__What to do__
From the listing below, copy every line with the word "Canon".

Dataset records
..............................
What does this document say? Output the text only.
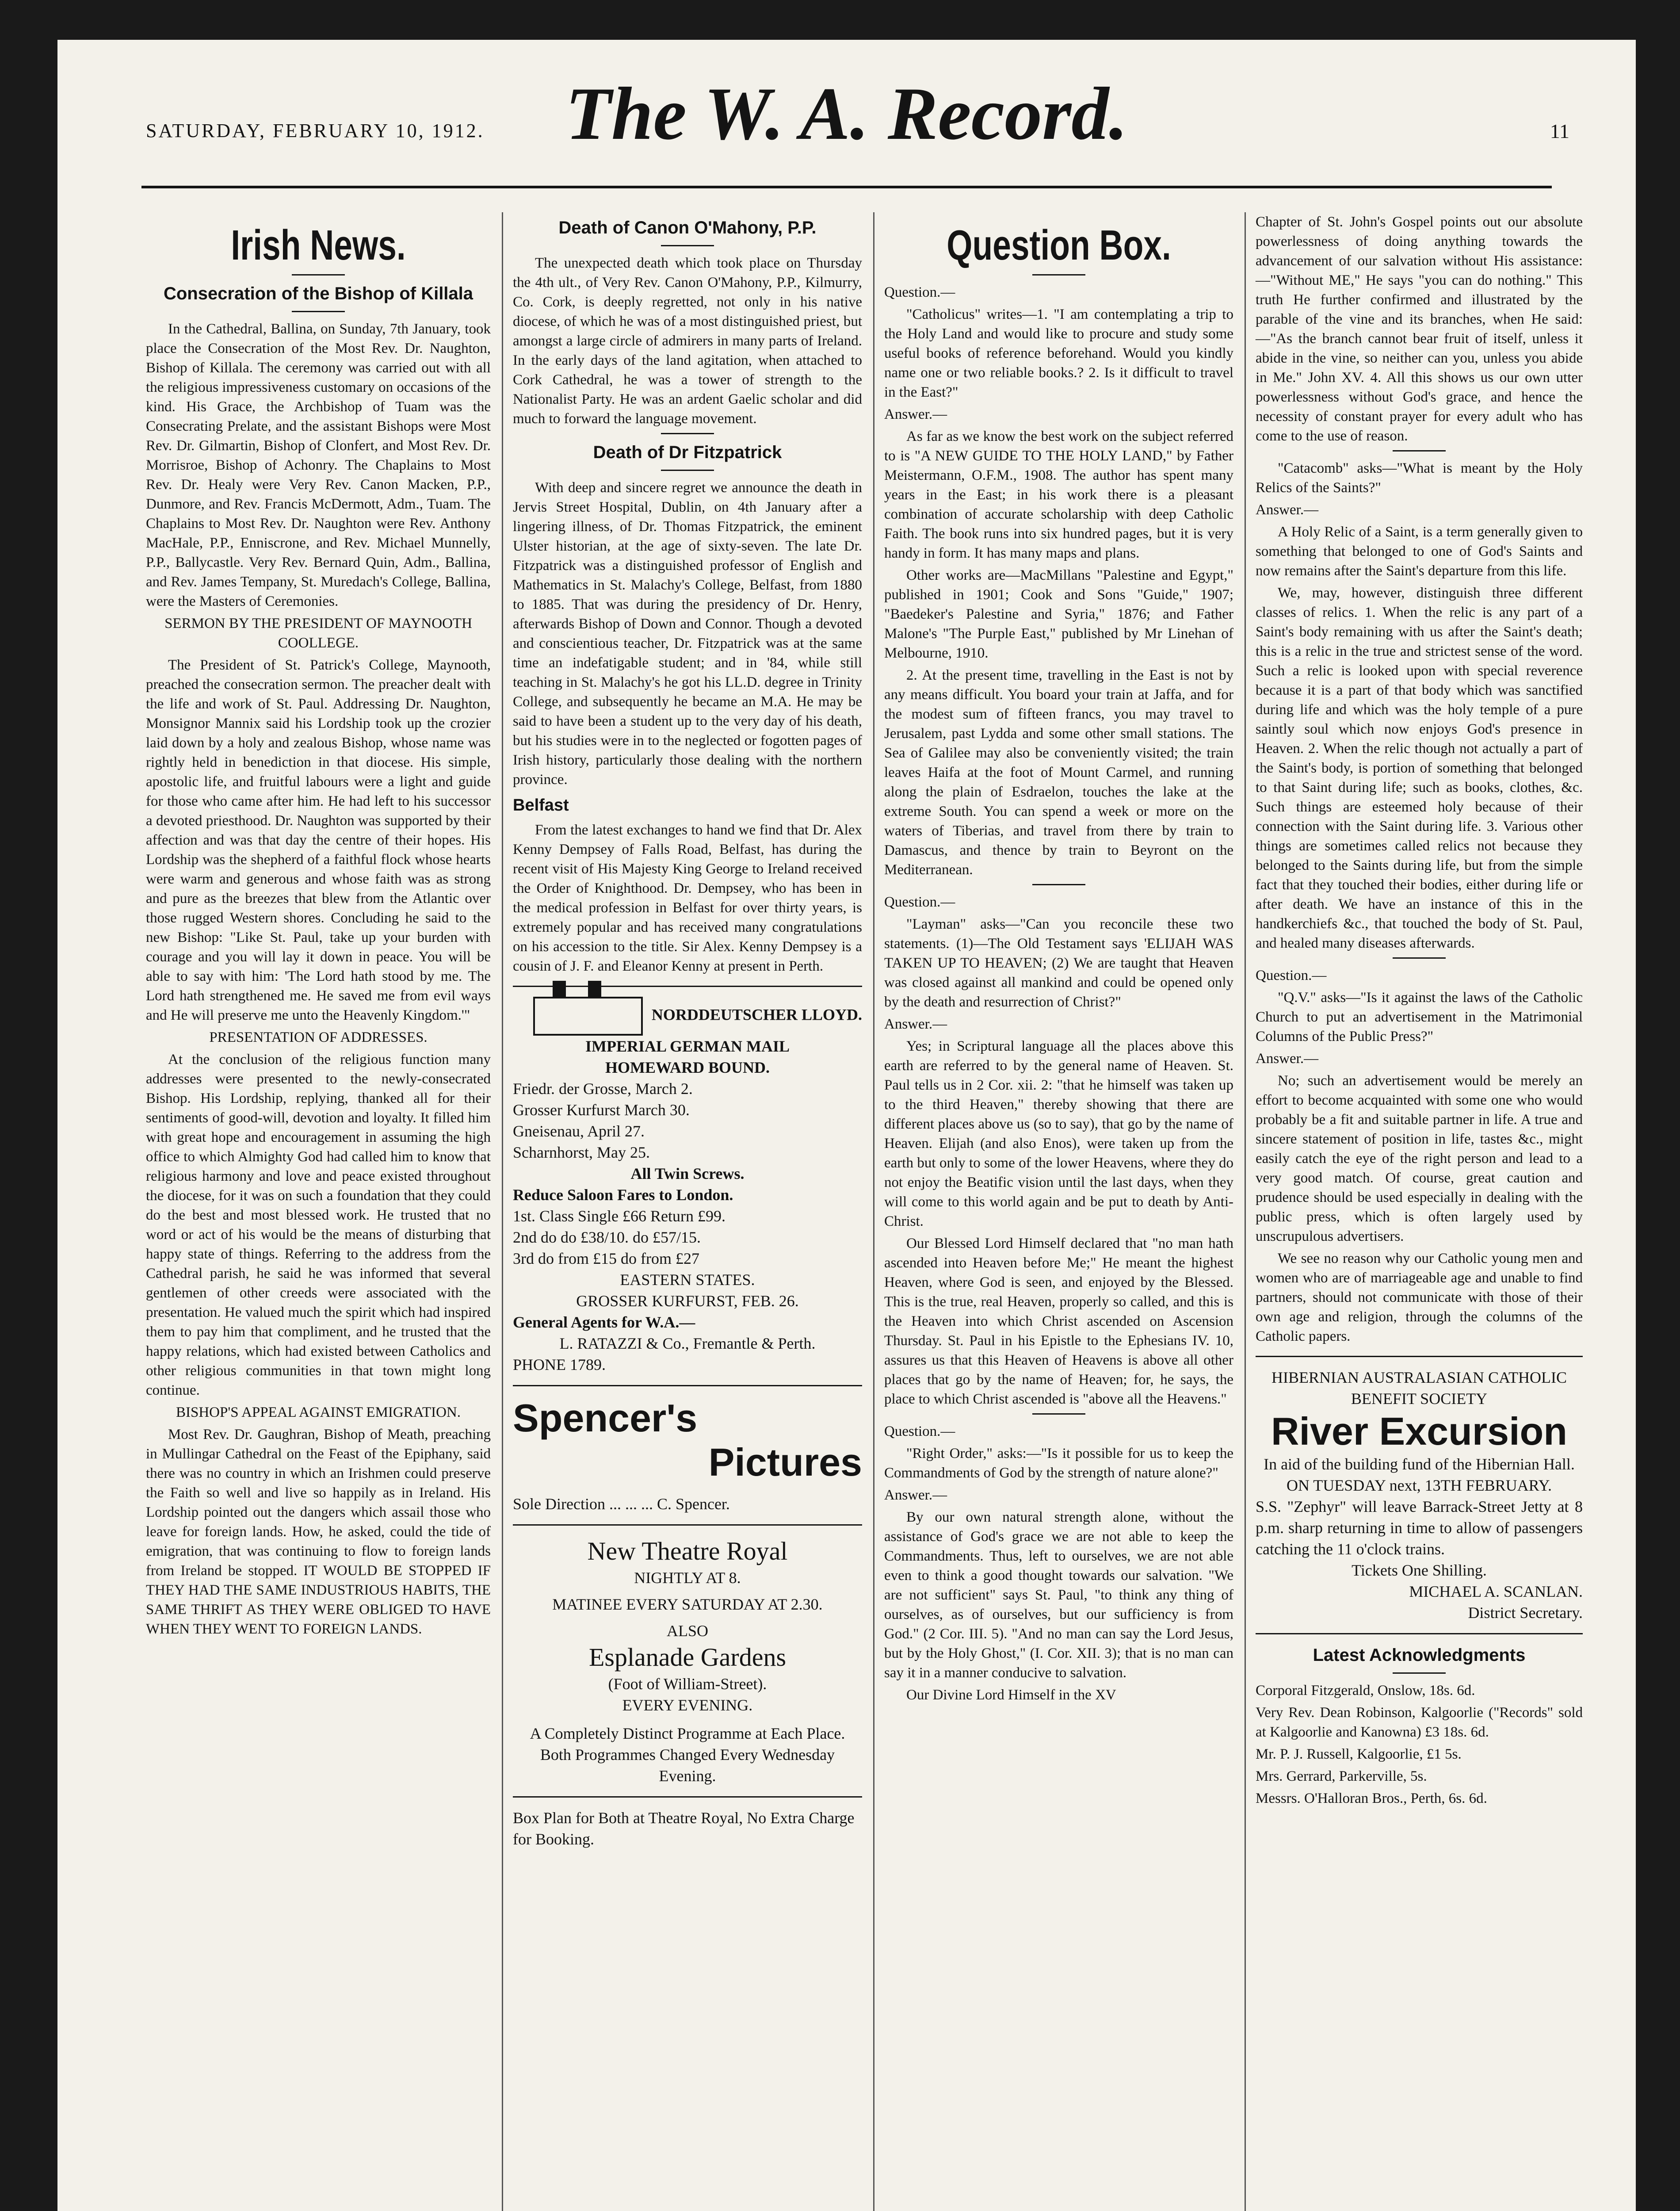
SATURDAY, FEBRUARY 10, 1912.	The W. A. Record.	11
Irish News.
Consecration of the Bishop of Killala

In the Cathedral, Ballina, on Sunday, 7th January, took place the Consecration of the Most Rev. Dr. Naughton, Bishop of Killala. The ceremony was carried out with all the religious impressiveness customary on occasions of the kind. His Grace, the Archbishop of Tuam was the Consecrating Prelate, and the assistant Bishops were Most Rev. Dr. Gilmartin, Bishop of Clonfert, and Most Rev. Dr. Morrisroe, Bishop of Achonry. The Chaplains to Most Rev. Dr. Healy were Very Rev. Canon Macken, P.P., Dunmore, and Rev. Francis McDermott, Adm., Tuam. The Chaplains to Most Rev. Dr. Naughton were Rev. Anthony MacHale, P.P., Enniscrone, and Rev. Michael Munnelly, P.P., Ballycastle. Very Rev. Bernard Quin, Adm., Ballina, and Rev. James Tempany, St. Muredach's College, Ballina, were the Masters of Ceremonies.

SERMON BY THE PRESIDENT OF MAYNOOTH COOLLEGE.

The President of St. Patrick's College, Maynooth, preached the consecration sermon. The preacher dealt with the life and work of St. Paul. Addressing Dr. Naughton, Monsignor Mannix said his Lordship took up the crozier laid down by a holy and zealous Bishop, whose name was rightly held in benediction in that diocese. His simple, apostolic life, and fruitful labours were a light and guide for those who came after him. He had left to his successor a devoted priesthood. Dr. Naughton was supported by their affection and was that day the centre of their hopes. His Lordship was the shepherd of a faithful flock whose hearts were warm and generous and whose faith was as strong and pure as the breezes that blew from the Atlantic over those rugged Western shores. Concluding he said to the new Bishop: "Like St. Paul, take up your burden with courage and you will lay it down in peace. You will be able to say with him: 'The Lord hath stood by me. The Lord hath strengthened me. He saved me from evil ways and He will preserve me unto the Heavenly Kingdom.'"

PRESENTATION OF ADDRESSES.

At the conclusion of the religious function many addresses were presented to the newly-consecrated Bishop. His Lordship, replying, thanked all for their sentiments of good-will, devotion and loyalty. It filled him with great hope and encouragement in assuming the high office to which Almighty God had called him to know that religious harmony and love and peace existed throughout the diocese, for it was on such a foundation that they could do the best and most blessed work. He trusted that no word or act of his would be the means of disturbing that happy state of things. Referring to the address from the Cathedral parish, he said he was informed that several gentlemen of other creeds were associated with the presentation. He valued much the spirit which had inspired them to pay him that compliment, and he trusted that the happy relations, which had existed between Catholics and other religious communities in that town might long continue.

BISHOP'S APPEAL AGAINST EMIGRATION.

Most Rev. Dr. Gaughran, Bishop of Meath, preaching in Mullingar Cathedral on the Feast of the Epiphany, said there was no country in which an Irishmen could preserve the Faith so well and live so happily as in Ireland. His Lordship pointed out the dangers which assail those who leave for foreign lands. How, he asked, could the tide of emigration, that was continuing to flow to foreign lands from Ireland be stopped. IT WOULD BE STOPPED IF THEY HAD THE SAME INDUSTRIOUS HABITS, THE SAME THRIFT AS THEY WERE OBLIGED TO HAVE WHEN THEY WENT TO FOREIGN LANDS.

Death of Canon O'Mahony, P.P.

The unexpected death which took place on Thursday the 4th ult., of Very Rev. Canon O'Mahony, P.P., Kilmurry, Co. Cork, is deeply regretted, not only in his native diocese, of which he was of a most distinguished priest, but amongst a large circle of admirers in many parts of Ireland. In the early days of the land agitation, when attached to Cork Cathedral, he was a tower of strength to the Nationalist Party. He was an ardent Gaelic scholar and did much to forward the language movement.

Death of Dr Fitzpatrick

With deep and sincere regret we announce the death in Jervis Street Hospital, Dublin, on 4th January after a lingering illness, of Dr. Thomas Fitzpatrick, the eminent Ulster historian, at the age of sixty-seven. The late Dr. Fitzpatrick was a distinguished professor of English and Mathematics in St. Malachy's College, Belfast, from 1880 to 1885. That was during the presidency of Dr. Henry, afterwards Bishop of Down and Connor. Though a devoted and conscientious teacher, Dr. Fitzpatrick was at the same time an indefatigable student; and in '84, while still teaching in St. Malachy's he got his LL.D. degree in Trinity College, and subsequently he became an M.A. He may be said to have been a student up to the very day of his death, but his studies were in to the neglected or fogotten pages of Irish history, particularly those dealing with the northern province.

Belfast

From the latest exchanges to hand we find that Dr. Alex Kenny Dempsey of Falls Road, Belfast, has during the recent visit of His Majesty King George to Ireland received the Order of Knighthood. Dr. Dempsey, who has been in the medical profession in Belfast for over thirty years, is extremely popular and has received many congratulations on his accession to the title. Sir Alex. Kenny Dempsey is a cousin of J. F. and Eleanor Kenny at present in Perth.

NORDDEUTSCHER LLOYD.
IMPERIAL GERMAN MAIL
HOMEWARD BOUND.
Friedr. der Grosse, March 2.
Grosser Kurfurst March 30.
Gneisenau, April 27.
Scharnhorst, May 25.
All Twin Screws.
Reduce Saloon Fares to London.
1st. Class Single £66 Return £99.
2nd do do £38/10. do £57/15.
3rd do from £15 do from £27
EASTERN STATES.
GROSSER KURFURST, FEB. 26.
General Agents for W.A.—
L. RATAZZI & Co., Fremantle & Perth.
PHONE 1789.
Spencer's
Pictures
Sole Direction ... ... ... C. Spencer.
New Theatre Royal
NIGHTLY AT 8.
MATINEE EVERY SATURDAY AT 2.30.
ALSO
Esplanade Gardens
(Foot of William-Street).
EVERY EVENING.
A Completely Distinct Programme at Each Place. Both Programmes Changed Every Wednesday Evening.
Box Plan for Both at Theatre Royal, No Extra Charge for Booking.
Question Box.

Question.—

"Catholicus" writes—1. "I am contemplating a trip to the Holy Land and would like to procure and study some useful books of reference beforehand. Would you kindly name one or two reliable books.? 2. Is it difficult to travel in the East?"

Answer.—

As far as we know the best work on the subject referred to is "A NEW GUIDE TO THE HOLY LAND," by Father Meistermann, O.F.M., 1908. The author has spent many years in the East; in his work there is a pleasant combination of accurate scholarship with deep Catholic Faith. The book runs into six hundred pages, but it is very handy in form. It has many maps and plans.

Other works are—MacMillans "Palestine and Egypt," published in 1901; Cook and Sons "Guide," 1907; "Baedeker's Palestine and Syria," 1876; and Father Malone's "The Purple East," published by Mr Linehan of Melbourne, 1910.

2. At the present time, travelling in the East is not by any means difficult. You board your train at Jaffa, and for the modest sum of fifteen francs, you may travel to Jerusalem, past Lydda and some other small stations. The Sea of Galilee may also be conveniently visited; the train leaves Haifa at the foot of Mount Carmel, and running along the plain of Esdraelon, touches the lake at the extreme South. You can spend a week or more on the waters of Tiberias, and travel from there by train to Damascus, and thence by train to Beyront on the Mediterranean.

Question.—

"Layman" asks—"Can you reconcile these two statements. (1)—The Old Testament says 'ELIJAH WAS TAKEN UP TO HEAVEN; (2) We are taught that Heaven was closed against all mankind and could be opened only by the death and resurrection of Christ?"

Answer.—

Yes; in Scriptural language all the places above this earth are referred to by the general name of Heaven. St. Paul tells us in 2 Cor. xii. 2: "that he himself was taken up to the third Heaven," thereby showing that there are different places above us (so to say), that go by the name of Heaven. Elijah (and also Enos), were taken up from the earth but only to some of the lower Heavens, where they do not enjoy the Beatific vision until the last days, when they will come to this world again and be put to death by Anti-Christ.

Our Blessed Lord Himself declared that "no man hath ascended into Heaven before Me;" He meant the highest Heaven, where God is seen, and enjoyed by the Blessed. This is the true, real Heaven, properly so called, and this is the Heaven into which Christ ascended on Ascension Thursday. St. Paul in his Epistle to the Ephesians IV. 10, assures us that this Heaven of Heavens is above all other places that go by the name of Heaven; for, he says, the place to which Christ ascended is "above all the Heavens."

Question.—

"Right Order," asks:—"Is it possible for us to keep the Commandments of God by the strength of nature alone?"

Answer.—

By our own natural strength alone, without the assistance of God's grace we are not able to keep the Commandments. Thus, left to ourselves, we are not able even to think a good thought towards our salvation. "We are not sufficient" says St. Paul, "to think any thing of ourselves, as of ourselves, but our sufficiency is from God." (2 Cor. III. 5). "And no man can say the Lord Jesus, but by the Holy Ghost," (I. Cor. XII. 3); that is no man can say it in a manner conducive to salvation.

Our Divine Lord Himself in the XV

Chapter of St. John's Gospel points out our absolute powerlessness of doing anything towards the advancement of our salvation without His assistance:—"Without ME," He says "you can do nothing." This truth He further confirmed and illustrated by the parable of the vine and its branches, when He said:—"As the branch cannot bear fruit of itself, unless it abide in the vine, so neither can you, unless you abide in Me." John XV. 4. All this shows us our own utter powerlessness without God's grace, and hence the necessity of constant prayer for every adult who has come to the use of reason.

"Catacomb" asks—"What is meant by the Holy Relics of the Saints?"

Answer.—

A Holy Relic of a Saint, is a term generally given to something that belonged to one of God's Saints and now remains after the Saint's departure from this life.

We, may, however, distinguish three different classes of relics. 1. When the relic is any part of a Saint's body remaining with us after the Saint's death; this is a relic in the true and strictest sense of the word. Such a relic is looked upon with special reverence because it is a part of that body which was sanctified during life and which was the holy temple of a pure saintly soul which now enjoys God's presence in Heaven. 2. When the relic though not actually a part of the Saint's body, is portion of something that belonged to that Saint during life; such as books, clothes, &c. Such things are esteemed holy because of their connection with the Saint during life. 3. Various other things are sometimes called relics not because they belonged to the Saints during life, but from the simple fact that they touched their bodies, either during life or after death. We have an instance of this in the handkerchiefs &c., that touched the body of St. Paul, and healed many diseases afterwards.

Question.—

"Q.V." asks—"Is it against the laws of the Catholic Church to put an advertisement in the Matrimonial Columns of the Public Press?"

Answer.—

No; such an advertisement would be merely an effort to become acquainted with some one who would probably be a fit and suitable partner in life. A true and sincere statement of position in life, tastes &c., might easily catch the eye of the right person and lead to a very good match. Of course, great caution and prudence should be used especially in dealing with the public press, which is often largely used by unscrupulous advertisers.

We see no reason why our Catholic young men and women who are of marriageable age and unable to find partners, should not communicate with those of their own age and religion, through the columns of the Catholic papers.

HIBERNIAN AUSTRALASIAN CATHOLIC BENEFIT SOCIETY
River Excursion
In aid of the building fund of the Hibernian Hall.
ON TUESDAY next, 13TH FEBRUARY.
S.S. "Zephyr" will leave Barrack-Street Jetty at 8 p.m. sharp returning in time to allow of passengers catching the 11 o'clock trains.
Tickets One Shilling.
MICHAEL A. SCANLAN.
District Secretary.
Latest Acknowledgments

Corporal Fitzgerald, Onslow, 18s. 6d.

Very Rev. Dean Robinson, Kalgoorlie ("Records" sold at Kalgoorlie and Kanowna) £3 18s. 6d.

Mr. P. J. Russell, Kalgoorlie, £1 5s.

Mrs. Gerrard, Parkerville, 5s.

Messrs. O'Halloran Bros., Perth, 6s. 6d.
..............................
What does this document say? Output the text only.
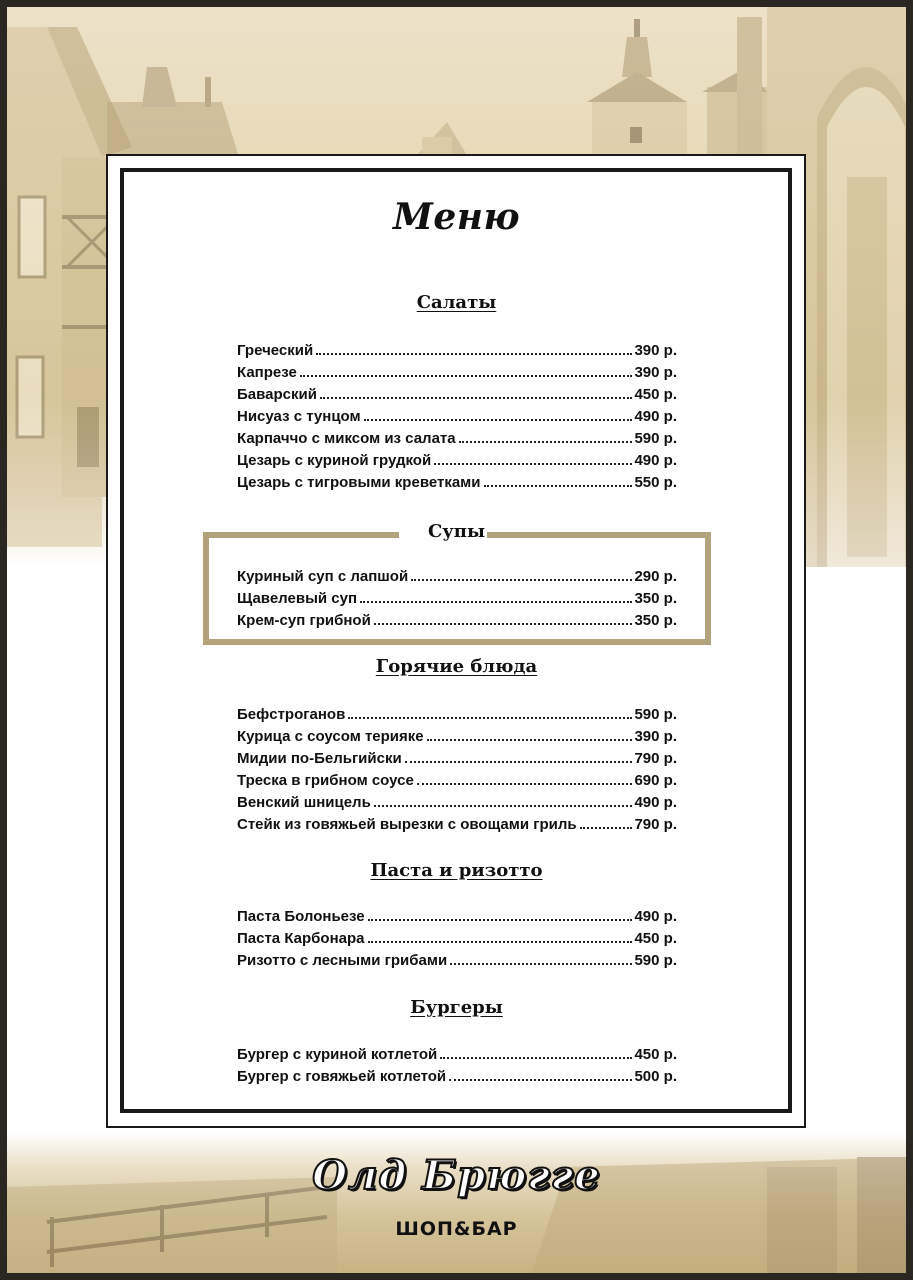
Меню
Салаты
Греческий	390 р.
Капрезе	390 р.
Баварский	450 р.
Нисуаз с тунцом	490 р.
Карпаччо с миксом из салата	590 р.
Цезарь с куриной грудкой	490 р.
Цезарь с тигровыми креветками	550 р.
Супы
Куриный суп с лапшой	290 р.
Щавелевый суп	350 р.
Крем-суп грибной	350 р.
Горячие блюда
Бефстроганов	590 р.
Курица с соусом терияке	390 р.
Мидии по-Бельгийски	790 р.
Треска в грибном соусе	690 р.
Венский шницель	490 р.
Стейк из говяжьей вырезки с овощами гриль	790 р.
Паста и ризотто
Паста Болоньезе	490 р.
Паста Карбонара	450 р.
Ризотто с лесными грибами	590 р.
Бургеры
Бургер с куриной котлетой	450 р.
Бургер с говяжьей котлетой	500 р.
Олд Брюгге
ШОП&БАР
..............................
__Problem solution__
In the Cathedral, Ballina, on Sunday, 7th January, took place the Consecration of the Most Rev. Dr. Naughton, Bishop of Killala. The ceremony was carried out with all the religious impressiveness customary on occasions of the kind. His Grace, the Archbishop of Tuam was the Consecrating Prelate, and the assistant Bishops were Most Rev. Dr. Gilmartin, Bishop of Clonfert, and Most Rev. Dr. Morrisroe, Bishop of Achonry. The Chaplains to Most Rev. Dr. Healy were Very Rev. Canon Macken, P.P., Dunmore, and Rev. Francis McDermott, Adm., Tuam. The Chaplains to Most Rev. Dr. Naughton were Rev. Anthony MacHale, P.P., Enniscrone, and Rev. Michael Munnelly, P.P., Ballycastle. Very Rev. Bernard Quin, Adm., Ballina, and Rev. James Tempany, St. Muredach's College, Ballina, were the Masters of Ceremonies.
Death of Canon O'Mahony, P.P.
The unexpected death which took place on Thursday the 4th ult., of Very Rev. Canon O'Mahony, P.P., Kilmurry, Co. Cork, is deeply regretted, not only in his native diocese, of which he was of a most distinguished priest, but amongst a large circle of admirers in many parts of Ireland. In the early days of the land agitation, when attached to Cork Cathedral, he was a tower of strength to the Nationalist Party. He was an ardent Gaelic scholar and did much to forward the language movement.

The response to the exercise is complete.